» Items from a data source:
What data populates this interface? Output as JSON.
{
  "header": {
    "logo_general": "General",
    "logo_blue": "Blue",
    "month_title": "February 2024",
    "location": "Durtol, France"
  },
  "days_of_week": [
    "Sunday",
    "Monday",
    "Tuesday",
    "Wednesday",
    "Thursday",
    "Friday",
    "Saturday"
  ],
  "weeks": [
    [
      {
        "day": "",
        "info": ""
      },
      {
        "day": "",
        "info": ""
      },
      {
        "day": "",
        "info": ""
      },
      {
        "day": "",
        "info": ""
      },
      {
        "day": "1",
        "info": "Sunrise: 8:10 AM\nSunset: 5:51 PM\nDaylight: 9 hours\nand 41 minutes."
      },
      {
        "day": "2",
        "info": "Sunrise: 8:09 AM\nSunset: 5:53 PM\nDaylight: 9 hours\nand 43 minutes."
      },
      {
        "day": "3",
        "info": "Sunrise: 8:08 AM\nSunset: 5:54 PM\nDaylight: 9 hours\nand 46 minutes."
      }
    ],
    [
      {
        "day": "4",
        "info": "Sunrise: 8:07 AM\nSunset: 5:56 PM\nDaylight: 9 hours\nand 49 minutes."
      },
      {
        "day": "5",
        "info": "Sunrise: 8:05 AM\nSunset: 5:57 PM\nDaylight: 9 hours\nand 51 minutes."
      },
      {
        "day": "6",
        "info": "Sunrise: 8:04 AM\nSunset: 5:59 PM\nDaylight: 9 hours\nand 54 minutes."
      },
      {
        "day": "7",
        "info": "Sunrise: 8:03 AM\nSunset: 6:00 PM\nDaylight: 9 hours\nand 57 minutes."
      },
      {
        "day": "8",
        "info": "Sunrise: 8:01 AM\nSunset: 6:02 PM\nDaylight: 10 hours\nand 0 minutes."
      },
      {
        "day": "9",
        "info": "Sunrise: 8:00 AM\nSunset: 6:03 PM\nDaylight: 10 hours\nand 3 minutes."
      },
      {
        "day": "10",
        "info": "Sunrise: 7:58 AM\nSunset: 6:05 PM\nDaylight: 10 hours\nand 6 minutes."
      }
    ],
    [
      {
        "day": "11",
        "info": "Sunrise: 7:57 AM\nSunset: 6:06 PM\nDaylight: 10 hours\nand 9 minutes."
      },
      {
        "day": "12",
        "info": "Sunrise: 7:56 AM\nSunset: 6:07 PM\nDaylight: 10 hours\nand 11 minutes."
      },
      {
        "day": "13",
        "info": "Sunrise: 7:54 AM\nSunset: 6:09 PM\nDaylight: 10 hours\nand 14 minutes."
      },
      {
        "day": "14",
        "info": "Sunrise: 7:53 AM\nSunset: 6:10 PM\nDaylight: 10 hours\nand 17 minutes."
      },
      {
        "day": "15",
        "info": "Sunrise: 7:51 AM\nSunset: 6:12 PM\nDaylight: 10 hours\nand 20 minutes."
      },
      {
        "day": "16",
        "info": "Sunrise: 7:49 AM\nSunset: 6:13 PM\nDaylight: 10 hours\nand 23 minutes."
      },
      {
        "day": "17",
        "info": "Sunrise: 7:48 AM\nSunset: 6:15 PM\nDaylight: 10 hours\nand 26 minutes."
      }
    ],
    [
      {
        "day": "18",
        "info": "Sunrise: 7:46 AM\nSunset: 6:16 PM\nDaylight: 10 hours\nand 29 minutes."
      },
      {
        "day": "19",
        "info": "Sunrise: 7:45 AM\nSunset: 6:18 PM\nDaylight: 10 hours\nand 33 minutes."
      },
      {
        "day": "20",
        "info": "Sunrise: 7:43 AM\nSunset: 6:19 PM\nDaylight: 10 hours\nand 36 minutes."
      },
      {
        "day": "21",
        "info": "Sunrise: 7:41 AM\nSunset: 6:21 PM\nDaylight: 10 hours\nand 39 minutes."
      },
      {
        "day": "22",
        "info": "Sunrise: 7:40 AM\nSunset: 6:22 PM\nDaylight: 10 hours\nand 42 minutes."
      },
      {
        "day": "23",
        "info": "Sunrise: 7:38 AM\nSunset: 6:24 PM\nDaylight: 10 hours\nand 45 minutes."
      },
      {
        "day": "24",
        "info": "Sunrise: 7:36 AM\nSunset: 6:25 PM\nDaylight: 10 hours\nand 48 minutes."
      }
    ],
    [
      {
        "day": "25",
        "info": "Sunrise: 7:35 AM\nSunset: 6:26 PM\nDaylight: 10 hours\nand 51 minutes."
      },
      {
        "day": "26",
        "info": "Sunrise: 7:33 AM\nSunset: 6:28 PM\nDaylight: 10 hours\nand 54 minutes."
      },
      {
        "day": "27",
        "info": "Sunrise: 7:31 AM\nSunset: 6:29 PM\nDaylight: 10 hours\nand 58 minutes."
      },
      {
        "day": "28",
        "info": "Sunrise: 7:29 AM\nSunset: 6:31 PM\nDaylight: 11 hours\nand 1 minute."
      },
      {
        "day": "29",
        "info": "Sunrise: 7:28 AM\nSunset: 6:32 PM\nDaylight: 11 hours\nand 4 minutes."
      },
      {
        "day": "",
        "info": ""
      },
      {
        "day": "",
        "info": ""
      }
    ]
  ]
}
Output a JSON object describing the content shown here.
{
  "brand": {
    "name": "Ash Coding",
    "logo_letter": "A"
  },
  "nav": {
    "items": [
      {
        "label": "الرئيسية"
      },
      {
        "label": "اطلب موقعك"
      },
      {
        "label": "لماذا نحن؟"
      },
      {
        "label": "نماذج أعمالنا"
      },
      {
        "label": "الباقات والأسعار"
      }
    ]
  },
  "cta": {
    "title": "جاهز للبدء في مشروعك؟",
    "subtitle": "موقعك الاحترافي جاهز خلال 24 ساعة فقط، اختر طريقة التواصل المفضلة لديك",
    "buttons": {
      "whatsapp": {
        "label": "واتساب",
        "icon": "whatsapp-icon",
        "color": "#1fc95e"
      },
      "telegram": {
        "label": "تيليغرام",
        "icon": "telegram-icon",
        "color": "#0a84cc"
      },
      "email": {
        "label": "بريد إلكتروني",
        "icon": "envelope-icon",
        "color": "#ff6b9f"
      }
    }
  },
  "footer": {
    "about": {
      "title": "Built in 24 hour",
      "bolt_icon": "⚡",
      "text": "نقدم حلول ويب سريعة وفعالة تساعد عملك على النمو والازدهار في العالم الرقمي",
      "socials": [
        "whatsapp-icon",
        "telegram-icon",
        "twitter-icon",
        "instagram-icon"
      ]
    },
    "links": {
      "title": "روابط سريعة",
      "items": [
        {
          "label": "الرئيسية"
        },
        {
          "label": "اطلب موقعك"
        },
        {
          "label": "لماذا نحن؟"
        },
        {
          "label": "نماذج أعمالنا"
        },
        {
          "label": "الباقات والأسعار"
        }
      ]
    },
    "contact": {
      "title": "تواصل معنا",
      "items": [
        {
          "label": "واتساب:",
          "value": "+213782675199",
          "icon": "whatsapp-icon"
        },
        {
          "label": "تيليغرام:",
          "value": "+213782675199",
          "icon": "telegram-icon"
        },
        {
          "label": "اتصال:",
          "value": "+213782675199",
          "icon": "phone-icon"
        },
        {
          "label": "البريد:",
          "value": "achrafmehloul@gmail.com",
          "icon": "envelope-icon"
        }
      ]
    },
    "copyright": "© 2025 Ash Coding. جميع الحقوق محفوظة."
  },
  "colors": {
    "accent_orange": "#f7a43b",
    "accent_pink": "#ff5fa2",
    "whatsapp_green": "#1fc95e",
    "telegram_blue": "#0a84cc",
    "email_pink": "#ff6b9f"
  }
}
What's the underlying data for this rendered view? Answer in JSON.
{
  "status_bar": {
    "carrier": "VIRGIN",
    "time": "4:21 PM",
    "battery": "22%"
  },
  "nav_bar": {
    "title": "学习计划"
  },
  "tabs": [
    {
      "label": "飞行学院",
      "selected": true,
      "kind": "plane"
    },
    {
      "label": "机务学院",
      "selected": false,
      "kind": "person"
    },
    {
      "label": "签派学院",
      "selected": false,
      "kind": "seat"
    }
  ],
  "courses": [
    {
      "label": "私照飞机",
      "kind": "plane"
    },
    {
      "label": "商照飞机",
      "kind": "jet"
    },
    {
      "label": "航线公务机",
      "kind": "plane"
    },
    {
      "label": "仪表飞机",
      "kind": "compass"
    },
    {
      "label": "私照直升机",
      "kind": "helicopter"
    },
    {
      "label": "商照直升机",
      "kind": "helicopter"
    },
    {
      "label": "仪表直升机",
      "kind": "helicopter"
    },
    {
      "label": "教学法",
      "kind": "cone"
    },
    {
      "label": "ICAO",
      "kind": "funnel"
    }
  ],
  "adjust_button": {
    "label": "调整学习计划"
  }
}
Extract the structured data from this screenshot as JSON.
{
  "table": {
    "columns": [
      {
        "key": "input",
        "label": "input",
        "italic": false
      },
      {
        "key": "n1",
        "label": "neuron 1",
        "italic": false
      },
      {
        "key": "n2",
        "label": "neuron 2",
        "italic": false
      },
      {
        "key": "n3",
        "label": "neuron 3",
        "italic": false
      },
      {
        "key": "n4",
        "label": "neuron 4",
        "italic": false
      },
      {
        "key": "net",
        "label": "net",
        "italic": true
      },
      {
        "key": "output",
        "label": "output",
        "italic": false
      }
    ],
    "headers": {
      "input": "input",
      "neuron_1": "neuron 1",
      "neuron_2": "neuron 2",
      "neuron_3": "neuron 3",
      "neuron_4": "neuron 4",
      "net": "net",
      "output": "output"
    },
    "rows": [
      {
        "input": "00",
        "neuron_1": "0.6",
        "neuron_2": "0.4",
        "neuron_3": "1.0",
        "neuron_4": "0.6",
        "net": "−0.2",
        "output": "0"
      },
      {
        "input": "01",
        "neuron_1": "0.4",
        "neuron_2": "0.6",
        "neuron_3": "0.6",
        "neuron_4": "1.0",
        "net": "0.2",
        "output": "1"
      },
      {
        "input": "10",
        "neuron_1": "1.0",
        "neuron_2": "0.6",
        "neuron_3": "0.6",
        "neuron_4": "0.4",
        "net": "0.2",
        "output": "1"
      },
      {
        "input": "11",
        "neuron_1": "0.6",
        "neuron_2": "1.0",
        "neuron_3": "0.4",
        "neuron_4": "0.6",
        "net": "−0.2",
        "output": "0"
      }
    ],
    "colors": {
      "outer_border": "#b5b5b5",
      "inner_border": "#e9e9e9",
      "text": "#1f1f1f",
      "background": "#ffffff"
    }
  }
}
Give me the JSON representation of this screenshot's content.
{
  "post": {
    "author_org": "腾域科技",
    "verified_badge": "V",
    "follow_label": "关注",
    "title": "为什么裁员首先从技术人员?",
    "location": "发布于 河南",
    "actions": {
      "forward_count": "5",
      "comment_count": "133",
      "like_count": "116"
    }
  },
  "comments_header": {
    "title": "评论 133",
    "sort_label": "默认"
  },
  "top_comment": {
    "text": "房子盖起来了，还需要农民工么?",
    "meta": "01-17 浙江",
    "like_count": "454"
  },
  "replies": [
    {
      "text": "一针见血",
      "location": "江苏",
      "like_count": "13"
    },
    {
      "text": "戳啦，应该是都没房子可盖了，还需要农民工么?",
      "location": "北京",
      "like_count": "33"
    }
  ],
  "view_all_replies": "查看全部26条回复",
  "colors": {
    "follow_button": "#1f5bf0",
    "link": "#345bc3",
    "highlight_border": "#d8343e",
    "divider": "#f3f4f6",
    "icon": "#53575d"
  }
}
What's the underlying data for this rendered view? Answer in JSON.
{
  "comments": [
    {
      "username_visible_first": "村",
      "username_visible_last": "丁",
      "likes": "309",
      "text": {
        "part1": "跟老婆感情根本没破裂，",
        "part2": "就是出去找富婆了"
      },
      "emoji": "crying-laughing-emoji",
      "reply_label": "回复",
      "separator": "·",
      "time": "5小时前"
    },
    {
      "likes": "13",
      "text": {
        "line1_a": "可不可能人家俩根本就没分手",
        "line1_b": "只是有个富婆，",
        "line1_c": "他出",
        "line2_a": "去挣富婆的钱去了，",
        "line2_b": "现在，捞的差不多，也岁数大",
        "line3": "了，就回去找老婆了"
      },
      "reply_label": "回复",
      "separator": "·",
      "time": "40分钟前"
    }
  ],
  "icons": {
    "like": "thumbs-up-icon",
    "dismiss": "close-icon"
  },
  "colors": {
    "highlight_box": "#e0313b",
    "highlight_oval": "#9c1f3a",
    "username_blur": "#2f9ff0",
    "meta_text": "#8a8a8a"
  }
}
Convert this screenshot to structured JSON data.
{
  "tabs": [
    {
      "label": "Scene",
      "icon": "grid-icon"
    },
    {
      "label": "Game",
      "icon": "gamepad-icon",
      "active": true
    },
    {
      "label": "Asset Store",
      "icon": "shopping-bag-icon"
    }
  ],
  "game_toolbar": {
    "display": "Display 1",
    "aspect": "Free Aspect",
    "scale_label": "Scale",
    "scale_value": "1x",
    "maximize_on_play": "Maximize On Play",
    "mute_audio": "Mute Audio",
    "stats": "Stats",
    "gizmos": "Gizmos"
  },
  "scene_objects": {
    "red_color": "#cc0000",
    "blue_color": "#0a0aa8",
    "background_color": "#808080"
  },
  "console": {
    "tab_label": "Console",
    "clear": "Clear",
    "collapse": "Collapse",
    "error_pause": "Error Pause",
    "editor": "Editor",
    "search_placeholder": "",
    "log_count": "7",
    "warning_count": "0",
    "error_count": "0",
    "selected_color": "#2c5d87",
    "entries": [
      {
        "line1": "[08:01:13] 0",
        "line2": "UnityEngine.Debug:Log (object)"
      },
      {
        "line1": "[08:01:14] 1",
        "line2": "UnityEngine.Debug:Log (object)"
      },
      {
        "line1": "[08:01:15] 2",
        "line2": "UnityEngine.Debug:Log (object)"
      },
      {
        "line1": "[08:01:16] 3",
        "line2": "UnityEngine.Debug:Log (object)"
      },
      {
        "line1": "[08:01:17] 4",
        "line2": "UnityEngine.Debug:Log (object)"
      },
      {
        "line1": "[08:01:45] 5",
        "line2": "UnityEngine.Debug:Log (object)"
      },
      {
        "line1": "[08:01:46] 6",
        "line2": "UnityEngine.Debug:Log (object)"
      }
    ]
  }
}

» REQUIREMENT:
Gather all the lines that include the word "还需要农民工么" and copy them out.

» THE RESPONSE:
    "text": "房子盖起来了，还需要农民工么?",
      "text": "戳啦，应该是都没房子可盖了，还需要农民工么?",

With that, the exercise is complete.